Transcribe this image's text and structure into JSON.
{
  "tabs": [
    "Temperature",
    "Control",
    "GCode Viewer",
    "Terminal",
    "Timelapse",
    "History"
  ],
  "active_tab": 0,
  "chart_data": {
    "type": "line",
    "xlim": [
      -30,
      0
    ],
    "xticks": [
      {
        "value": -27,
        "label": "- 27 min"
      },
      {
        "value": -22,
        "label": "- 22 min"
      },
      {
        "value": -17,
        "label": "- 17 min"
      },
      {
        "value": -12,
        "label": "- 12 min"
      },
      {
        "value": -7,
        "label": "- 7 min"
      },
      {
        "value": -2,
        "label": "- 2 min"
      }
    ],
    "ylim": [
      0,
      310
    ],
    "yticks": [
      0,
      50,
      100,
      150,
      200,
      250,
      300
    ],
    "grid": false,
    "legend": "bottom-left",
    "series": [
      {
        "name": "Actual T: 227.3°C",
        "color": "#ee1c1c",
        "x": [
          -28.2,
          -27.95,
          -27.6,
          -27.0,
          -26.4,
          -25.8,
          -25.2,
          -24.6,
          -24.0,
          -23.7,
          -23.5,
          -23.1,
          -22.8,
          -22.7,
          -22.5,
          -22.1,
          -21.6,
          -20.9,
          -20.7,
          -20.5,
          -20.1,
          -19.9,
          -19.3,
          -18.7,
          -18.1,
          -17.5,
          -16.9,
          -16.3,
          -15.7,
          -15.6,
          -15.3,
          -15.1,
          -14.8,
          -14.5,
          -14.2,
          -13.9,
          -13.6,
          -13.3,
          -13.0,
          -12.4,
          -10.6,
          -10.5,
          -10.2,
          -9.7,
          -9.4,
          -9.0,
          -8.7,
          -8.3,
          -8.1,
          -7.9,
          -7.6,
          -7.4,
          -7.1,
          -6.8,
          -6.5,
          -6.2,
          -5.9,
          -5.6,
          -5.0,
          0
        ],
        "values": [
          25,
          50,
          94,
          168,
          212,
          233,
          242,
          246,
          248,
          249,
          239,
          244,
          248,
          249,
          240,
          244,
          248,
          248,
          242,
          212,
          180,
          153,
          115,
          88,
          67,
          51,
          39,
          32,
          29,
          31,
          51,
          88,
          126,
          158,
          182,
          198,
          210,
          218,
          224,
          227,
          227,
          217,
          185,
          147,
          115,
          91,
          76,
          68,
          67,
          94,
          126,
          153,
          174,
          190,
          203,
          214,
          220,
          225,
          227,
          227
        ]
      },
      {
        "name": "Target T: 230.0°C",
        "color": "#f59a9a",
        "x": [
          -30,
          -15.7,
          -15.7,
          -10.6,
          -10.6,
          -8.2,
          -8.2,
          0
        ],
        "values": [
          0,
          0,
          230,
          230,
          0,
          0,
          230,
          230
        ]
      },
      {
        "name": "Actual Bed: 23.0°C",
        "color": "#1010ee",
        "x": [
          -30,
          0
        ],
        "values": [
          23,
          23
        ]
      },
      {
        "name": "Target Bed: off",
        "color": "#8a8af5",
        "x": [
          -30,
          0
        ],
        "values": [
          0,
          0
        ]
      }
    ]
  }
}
*-*-*
## JOB
What is the number of lines that hold the string "color"? Give it alone.

## ANSWER TO THE TASK
4